Start of Input data

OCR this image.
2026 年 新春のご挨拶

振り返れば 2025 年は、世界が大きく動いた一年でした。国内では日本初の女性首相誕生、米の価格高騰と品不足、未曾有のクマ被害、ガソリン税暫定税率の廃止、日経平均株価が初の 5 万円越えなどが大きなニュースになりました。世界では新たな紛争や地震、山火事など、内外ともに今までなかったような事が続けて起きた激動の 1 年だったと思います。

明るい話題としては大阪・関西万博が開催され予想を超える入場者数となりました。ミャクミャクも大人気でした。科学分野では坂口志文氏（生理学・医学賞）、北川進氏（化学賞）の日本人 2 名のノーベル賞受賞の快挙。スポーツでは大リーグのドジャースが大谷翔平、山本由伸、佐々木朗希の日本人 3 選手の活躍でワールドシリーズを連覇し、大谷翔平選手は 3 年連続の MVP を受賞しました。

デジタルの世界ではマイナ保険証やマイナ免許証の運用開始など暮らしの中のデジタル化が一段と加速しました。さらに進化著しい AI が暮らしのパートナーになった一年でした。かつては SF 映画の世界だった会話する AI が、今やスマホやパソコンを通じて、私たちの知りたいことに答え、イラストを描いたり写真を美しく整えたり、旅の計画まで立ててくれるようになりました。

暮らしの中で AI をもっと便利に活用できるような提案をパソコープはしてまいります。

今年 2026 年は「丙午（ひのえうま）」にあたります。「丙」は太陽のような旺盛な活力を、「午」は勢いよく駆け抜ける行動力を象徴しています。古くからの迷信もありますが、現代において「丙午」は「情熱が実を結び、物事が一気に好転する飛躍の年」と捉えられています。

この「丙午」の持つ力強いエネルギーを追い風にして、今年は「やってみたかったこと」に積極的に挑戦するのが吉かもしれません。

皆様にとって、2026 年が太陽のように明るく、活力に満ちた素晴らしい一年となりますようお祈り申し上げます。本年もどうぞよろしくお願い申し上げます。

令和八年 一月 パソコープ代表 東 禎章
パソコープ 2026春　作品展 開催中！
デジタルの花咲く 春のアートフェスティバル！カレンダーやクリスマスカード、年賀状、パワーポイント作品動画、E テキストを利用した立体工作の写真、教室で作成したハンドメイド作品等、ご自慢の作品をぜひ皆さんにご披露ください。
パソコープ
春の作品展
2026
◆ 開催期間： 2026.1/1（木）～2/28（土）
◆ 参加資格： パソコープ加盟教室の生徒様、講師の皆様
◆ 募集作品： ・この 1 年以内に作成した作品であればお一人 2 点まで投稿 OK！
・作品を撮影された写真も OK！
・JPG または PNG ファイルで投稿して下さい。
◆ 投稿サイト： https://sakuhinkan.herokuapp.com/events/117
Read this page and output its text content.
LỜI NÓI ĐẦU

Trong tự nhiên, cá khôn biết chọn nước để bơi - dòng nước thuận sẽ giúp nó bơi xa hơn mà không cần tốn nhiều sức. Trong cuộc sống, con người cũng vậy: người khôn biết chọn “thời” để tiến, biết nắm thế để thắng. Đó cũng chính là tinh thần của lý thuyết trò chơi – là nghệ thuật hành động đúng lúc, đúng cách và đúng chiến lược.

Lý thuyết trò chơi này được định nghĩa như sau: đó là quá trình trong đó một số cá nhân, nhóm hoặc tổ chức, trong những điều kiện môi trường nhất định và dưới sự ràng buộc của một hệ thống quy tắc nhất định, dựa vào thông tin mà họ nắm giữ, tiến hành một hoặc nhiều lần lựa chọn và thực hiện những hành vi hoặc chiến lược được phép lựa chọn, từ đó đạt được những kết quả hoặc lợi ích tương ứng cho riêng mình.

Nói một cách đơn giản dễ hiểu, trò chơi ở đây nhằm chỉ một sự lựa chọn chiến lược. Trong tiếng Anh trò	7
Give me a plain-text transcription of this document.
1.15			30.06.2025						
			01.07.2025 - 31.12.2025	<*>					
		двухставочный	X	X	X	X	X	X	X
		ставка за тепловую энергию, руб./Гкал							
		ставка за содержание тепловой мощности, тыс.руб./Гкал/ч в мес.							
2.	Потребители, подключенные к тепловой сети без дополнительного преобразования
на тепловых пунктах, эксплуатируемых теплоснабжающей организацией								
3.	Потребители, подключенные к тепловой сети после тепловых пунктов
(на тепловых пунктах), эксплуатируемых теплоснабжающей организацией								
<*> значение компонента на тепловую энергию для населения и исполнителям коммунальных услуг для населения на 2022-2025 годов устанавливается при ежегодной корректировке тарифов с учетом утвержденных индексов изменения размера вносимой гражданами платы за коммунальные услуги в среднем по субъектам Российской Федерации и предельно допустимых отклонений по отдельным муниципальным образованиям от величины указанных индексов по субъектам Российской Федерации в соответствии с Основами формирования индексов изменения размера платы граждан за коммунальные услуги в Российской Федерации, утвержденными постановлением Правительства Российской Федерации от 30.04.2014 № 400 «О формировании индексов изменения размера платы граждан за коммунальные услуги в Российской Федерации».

End of Input data

| Written problem |
Exactly reproduce all of the entries above.

| Result |
OCR this image.
2026 年 新春のご挨拶

振り返れば 2025 年は、世界が大きく動いた一年でした。国内では日本初の女性首相誕生、米の価格高騰と品不足、未曾有のクマ被害、ガソリン税暫定税率の廃止、日経平均株価が初の 5 万円越えなどが大きなニュースになりました。世界では新たな紛争や地震、山火事など、内外ともに今までなかったような事が続けて起きた激動の 1 年だったと思います。

明るい話題としては大阪・関西万博が開催され予想を超える入場者数となりました。ミャクミャクも大人気でした。科学分野では坂口志文氏（生理学・医学賞）、北川進氏（化学賞）の日本人 2 名のノーベル賞受賞の快挙。スポーツでは大リーグのドジャースが大谷翔平、山本由伸、佐々木朗希の日本人 3 選手の活躍でワールドシリーズを連覇し、大谷翔平選手は 3 年連続の MVP を受賞しました。

デジタルの世界ではマイナ保険証やマイナ免許証の運用開始など暮らしの中のデジタル化が一段と加速しました。さらに進化著しい AI が暮らしのパートナーになった一年でした。かつては SF 映画の世界だった会話する AI が、今やスマホやパソコンを通じて、私たちの知りたいことに答え、イラストを描いたり写真を美しく整えたり、旅の計画まで立ててくれるようになりました。

暮らしの中で AI をもっと便利に活用できるような提案をパソコープはしてまいります。

今年 2026 年は「丙午（ひのえうま）」にあたります。「丙」は太陽のような旺盛な活力を、「午」は勢いよく駆け抜ける行動力を象徴しています。古くからの迷信もありますが、現代において「丙午」は「情熱が実を結び、物事が一気に好転する飛躍の年」と捉えられています。

この「丙午」の持つ力強いエネルギーを追い風にして、今年は「やってみたかったこと」に積極的に挑戦するのが吉かもしれません。

皆様にとって、2026 年が太陽のように明るく、活力に満ちた素晴らしい一年となりますようお祈り申し上げます。本年もどうぞよろしくお願い申し上げます。

令和八年 一月 パソコープ代表 東 禎章
パソコープ 2026春　作品展 開催中！
デジタルの花咲く 春のアートフェスティバル！カレンダーやクリスマスカード、年賀状、パワーポイント作品動画、E テキストを利用した立体工作の写真、教室で作成したハンドメイド作品等、ご自慢の作品をぜひ皆さんにご披露ください。
パソコープ
春の作品展
2026
◆ 開催期間： 2026.1/1（木）～2/28（土）
◆ 参加資格： パソコープ加盟教室の生徒様、講師の皆様
◆ 募集作品： ・この 1 年以内に作成した作品であればお一人 2 点まで投稿 OK！
・作品を撮影された写真も OK！
・JPG または PNG ファイルで投稿して下さい。
◆ 投稿サイト： https://sakuhinkan.herokuapp.com/events/117
Read this page and output its text content.
LỜI NÓI ĐẦU

Trong tự nhiên, cá khôn biết chọn nước để bơi - dòng nước thuận sẽ giúp nó bơi xa hơn mà không cần tốn nhiều sức. Trong cuộc sống, con người cũng vậy: người khôn biết chọn “thời” để tiến, biết nắm thế để thắng. Đó cũng chính là tinh thần của lý thuyết trò chơi – là nghệ thuật hành động đúng lúc, đúng cách và đúng chiến lược.

Lý thuyết trò chơi này được định nghĩa như sau: đó là quá trình trong đó một số cá nhân, nhóm hoặc tổ chức, trong những điều kiện môi trường nhất định và dưới sự ràng buộc của một hệ thống quy tắc nhất định, dựa vào thông tin mà họ nắm giữ, tiến hành một hoặc nhiều lần lựa chọn và thực hiện những hành vi hoặc chiến lược được phép lựa chọn, từ đó đạt được những kết quả hoặc lợi ích tương ứng cho riêng mình.

Nói một cách đơn giản dễ hiểu, trò chơi ở đây nhằm chỉ một sự lựa chọn chiến lược. Trong tiếng Anh trò	7
Give me a plain-text transcription of this document.
1.15			30.06.2025						
			01.07.2025 - 31.12.2025	<*>					
		двухставочный	X	X	X	X	X	X	X
		ставка за тепловую энергию, руб./Гкал							
		ставка за содержание тепловой мощности, тыс.руб./Гкал/ч в мес.							
2.	Потребители, подключенные к тепловой сети без дополнительного преобразования
на тепловых пунктах, эксплуатируемых теплоснабжающей организацией								
3.	Потребители, подключенные к тепловой сети после тепловых пунктов
(на тепловых пунктах), эксплуатируемых теплоснабжающей организацией								
<*> значение компонента на тепловую энергию для населения и исполнителям коммунальных услуг для населения на 2022-2025 годов устанавливается при ежегодной корректировке тарифов с учетом утвержденных индексов изменения размера вносимой гражданами платы за коммунальные услуги в среднем по субъектам Российской Федерации и предельно допустимых отклонений по отдельным муниципальным образованиям от величины указанных индексов по субъектам Российской Федерации в соответствии с Основами формирования индексов изменения размера платы граждан за коммунальные услуги в Российской Федерации, утвержденными постановлением Правительства Российской Федерации от 30.04.2014 № 400 «О формировании индексов изменения размера платы граждан за коммунальные услуги в Российской Федерации».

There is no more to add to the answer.